- _Goal_: Copy each entry as it stands, leaving nothing out.

+++ Records supplied

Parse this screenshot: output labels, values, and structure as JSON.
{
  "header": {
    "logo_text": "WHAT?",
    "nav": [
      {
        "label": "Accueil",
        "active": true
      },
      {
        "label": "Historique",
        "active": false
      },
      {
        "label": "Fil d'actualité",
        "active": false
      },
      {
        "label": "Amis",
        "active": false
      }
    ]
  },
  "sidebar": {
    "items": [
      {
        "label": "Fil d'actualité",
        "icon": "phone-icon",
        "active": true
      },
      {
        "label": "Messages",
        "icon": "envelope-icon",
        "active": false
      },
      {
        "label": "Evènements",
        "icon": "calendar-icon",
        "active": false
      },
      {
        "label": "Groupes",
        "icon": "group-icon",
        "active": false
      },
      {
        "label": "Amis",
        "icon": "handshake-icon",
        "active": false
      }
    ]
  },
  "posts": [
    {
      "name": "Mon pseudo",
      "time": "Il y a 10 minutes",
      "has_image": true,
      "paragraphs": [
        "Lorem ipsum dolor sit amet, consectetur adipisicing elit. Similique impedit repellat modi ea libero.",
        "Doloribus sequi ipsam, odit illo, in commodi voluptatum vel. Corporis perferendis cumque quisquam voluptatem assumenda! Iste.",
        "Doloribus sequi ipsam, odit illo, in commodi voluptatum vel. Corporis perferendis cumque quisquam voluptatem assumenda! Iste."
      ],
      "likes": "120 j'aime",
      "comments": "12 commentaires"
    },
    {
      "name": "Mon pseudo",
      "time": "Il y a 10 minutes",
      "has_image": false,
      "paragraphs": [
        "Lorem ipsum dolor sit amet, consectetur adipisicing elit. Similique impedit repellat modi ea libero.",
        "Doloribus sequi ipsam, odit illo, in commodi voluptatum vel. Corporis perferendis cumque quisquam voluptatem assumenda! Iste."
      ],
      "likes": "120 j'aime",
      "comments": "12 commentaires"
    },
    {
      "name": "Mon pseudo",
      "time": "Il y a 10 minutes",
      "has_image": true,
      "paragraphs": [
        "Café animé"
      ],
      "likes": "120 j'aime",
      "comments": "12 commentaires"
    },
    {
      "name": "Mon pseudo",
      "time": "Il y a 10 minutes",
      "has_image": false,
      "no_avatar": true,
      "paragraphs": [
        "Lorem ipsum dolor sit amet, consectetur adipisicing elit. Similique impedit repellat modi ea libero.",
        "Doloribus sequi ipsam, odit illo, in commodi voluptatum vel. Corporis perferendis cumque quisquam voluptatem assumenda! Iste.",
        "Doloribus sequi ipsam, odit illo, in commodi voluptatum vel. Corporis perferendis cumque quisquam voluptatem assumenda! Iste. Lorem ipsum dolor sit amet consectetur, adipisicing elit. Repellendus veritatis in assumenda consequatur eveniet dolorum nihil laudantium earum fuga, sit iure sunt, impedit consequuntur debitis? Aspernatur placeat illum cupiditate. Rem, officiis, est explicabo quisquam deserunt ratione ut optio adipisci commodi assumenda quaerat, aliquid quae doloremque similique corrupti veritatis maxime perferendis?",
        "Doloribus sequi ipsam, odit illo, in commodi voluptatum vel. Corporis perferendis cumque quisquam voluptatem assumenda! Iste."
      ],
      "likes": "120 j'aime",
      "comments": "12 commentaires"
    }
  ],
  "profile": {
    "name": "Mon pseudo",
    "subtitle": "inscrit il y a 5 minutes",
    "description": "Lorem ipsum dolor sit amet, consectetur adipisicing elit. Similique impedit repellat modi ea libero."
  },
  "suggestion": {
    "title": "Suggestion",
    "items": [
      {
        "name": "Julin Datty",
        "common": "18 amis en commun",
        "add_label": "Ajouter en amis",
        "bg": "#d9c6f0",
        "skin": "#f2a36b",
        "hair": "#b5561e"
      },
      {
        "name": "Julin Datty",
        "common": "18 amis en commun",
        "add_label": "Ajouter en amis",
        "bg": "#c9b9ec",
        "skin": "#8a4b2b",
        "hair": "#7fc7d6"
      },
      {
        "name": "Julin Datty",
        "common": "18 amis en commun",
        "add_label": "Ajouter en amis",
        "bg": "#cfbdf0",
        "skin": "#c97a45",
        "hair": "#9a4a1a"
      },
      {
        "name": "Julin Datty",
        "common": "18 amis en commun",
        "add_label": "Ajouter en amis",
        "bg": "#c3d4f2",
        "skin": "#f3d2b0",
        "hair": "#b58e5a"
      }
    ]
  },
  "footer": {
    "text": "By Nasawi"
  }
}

++++++

- _Exercise answer_:
Parse this screenshot: output labels, values, and structure as JSON.
{
  "header": {
    "logo_text": "WHAT?",
    "nav": [
      {
        "label": "Accueil",
        "active": true
      },
      {
        "label": "Historique",
        "active": false
      },
      {
        "label": "Fil d'actualité",
        "active": false
      },
      {
        "label": "Amis",
        "active": false
      }
    ]
  },
  "sidebar": {
    "items": [
      {
        "label": "Fil d'actualité",
        "icon": "phone-icon",
        "active": true
      },
      {
        "label": "Messages",
        "icon": "envelope-icon",
        "active": false
      },
      {
        "label": "Evènements",
        "icon": "calendar-icon",
        "active": false
      },
      {
        "label": "Groupes",
        "icon": "group-icon",
        "active": false
      },
      {
        "label": "Amis",
        "icon": "handshake-icon",
        "active": false
      }
    ]
  },
  "posts": [
    {
      "name": "Mon pseudo",
      "time": "Il y a 10 minutes",
      "has_image": true,
      "paragraphs": [
        "Lorem ipsum dolor sit amet, consectetur adipisicing elit. Similique impedit repellat modi ea libero.",
        "Doloribus sequi ipsam, odit illo, in commodi voluptatum vel. Corporis perferendis cumque quisquam voluptatem assumenda! Iste.",
        "Doloribus sequi ipsam, odit illo, in commodi voluptatum vel. Corporis perferendis cumque quisquam voluptatem assumenda! Iste."
      ],
      "likes": "120 j'aime",
      "comments": "12 commentaires"
    },
    {
      "name": "Mon pseudo",
      "time": "Il y a 10 minutes",
      "has_image": false,
      "paragraphs": [
        "Lorem ipsum dolor sit amet, consectetur adipisicing elit. Similique impedit repellat modi ea libero.",
        "Doloribus sequi ipsam, odit illo, in commodi voluptatum vel. Corporis perferendis cumque quisquam voluptatem assumenda! Iste."
      ],
      "likes": "120 j'aime",
      "comments": "12 commentaires"
    },
    {
      "name": "Mon pseudo",
      "time": "Il y a 10 minutes",
      "has_image": true,
      "paragraphs": [
        "Café animé"
      ],
      "likes": "120 j'aime",
      "comments": "12 commentaires"
    },
    {
      "name": "Mon pseudo",
      "time": "Il y a 10 minutes",
      "has_image": false,
      "no_avatar": true,
      "paragraphs": [
        "Lorem ipsum dolor sit amet, consectetur adipisicing elit. Similique impedit repellat modi ea libero.",
        "Doloribus sequi ipsam, odit illo, in commodi voluptatum vel. Corporis perferendis cumque quisquam voluptatem assumenda! Iste.",
        "Doloribus sequi ipsam, odit illo, in commodi voluptatum vel. Corporis perferendis cumque quisquam voluptatem assumenda! Iste. Lorem ipsum dolor sit amet consectetur, adipisicing elit. Repellendus veritatis in assumenda consequatur eveniet dolorum nihil laudantium earum fuga, sit iure sunt, impedit consequuntur debitis? Aspernatur placeat illum cupiditate. Rem, officiis, est explicabo quisquam deserunt ratione ut optio adipisci commodi assumenda quaerat, aliquid quae doloremque similique corrupti veritatis maxime perferendis?",
        "Doloribus sequi ipsam, odit illo, in commodi voluptatum vel. Corporis perferendis cumque quisquam voluptatem assumenda! Iste."
      ],
      "likes": "120 j'aime",
      "comments": "12 commentaires"
    }
  ],
  "profile": {
    "name": "Mon pseudo",
    "subtitle": "inscrit il y a 5 minutes",
    "description": "Lorem ipsum dolor sit amet, consectetur adipisicing elit. Similique impedit repellat modi ea libero."
  },
  "suggestion": {
    "title": "Suggestion",
    "items": [
      {
        "name": "Julin Datty",
        "common": "18 amis en commun",
        "add_label": "Ajouter en amis",
        "bg": "#d9c6f0",
        "skin": "#f2a36b",
        "hair": "#b5561e"
      },
      {
        "name": "Julin Datty",
        "common": "18 amis en commun",
        "add_label": "Ajouter en amis",
        "bg": "#c9b9ec",
        "skin": "#8a4b2b",
        "hair": "#7fc7d6"
      },
      {
        "name": "Julin Datty",
        "common": "18 amis en commun",
        "add_label": "Ajouter en amis",
        "bg": "#cfbdf0",
        "skin": "#c97a45",
        "hair": "#9a4a1a"
      },
      {
        "name": "Julin Datty",
        "common": "18 amis en commun",
        "add_label": "Ajouter en amis",
        "bg": "#c3d4f2",
        "skin": "#f3d2b0",
        "hair": "#b58e5a"
      }
    ]
  },
  "footer": {
    "text": "By Nasawi"
  }
}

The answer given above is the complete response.